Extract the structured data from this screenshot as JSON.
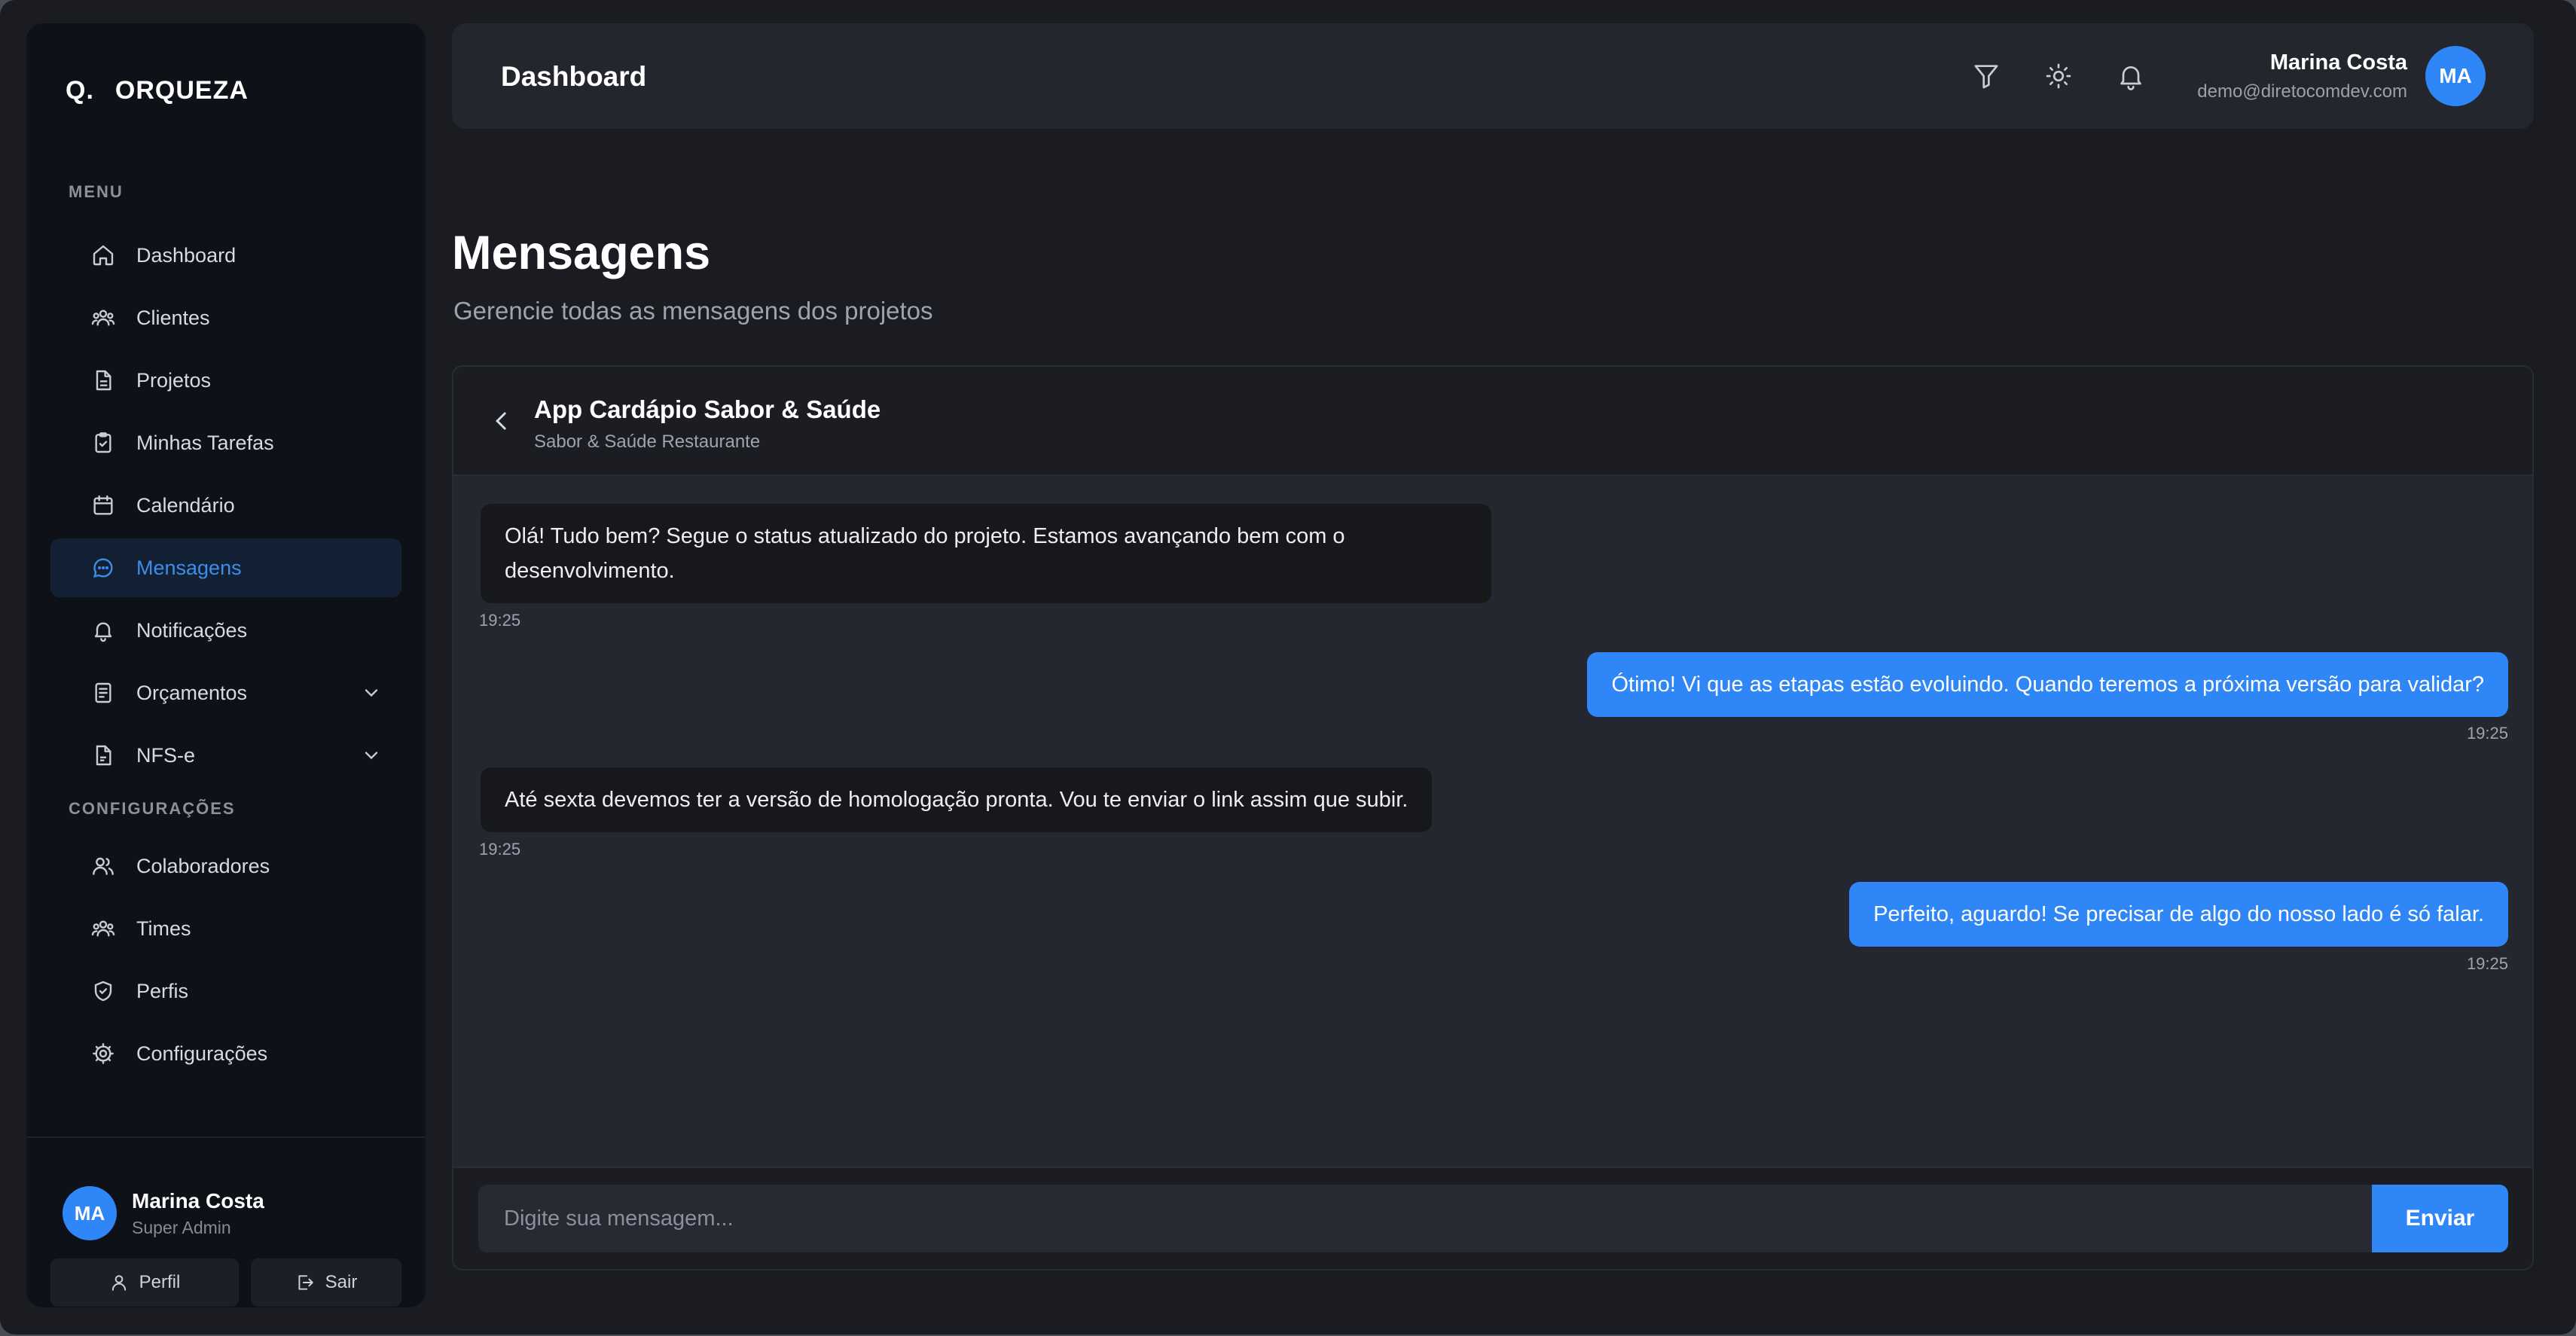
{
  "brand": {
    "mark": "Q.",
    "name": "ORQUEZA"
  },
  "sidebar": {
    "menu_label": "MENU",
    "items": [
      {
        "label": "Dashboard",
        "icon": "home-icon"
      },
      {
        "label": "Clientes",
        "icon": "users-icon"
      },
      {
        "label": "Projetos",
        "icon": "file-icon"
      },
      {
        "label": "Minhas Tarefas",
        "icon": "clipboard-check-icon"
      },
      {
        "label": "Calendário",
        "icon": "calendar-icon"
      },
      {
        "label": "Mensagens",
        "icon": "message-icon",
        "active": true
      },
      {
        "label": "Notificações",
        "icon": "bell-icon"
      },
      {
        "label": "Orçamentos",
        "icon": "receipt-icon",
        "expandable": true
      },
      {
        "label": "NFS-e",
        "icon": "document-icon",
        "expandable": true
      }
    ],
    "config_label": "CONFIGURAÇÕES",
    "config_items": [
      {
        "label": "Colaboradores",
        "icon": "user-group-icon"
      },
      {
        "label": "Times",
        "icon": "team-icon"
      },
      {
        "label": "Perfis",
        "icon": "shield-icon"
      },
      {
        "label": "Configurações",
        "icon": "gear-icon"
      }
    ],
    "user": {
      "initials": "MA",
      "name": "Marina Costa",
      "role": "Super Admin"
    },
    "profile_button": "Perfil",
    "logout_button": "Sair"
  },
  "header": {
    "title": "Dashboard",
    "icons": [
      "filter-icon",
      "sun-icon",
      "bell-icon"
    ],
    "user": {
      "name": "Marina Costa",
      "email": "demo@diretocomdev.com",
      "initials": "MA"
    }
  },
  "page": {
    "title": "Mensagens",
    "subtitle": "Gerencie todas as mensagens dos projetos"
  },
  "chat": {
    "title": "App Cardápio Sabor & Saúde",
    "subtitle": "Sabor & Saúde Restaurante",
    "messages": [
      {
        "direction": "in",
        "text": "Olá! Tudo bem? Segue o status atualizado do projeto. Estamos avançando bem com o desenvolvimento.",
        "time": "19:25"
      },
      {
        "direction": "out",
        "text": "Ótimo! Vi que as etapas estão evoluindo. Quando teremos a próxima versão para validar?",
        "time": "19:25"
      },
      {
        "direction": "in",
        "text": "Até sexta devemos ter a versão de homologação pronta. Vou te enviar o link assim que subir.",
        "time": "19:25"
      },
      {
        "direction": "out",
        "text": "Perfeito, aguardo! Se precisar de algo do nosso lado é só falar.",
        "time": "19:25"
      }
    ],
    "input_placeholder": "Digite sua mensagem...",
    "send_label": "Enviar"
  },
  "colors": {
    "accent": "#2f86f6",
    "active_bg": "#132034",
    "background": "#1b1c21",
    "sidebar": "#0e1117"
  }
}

==

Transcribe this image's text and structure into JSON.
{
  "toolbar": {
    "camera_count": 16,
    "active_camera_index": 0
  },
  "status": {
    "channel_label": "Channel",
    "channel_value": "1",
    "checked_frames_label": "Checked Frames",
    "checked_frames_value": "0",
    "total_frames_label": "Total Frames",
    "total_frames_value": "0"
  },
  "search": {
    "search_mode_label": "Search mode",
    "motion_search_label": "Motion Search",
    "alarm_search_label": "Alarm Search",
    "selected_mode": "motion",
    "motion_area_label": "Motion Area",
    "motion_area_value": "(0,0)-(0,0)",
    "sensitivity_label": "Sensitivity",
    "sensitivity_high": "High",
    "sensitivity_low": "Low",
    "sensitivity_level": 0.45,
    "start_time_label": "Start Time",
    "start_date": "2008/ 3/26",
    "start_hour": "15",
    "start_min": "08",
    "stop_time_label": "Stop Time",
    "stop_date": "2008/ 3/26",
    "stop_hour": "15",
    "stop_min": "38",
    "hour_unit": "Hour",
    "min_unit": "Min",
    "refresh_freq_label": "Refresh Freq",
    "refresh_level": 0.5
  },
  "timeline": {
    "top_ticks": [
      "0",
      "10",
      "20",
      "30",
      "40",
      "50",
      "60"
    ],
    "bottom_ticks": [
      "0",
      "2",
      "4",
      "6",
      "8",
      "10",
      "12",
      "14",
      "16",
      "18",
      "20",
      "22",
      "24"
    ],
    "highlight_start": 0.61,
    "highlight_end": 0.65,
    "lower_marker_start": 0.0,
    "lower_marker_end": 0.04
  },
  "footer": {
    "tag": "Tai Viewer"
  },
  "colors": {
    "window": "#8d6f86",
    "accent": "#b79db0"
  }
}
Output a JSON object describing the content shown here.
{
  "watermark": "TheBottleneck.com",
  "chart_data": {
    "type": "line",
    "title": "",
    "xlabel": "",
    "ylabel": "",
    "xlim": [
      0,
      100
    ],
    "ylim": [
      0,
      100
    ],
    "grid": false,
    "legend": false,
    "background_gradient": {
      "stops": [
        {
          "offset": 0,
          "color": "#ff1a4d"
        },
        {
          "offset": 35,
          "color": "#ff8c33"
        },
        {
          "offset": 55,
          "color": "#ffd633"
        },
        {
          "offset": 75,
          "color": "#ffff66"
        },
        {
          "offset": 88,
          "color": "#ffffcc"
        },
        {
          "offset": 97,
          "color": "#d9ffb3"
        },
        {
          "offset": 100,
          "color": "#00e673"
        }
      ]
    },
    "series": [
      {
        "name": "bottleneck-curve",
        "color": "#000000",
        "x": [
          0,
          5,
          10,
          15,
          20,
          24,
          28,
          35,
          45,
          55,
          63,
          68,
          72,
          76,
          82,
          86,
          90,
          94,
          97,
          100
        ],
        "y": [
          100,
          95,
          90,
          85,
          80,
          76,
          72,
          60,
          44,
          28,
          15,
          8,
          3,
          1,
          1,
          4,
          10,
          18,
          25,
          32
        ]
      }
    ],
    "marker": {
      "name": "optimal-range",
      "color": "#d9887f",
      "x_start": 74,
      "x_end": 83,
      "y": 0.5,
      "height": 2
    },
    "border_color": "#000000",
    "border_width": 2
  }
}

---

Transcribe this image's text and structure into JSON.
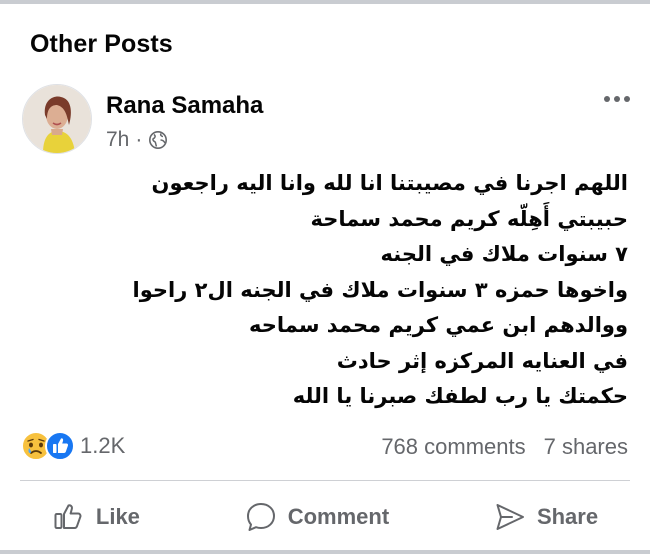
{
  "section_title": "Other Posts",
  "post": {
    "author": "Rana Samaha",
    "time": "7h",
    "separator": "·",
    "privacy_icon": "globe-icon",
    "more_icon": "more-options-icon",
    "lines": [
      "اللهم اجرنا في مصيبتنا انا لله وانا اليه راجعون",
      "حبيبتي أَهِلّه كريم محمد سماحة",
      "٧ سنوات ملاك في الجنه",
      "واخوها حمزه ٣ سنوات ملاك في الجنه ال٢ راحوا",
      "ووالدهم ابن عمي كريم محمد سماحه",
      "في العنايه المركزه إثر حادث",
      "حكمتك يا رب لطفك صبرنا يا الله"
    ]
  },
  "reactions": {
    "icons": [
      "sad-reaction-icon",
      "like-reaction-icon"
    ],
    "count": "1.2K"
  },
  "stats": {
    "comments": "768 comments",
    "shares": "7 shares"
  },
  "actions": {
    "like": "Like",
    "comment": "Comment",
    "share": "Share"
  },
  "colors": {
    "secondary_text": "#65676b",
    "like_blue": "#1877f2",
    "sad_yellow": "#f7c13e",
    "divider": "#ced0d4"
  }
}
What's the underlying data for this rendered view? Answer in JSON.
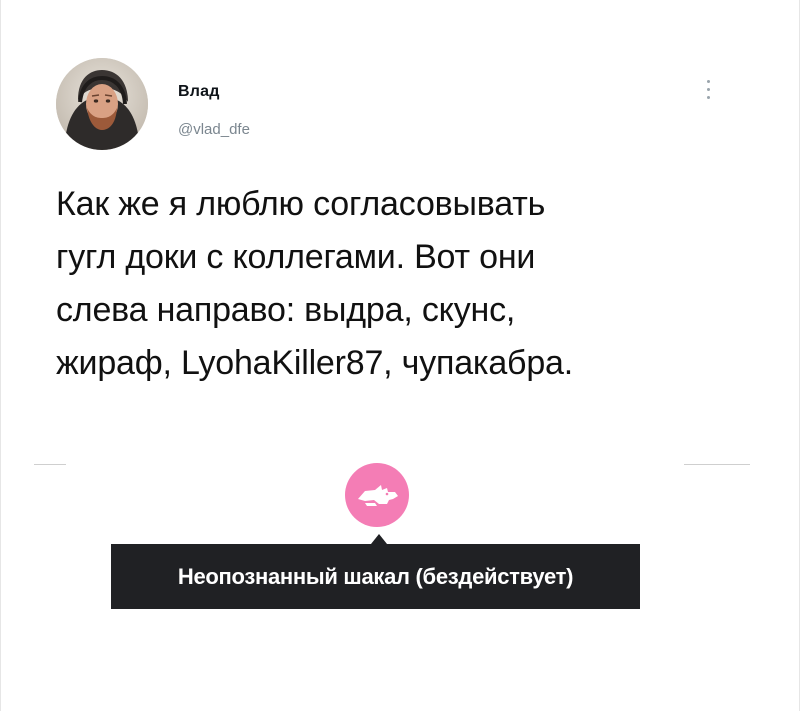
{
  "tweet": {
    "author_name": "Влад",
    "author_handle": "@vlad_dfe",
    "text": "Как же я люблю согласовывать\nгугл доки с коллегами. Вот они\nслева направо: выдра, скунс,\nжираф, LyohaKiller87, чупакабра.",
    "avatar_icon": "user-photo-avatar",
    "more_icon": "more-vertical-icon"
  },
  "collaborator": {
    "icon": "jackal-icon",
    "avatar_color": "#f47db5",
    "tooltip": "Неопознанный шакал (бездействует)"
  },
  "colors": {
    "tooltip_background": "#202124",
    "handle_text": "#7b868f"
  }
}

- [YOUR TASK] Above are records; say how many of their lines contain the word "this", giving only the number.

- [THE REPLY] 4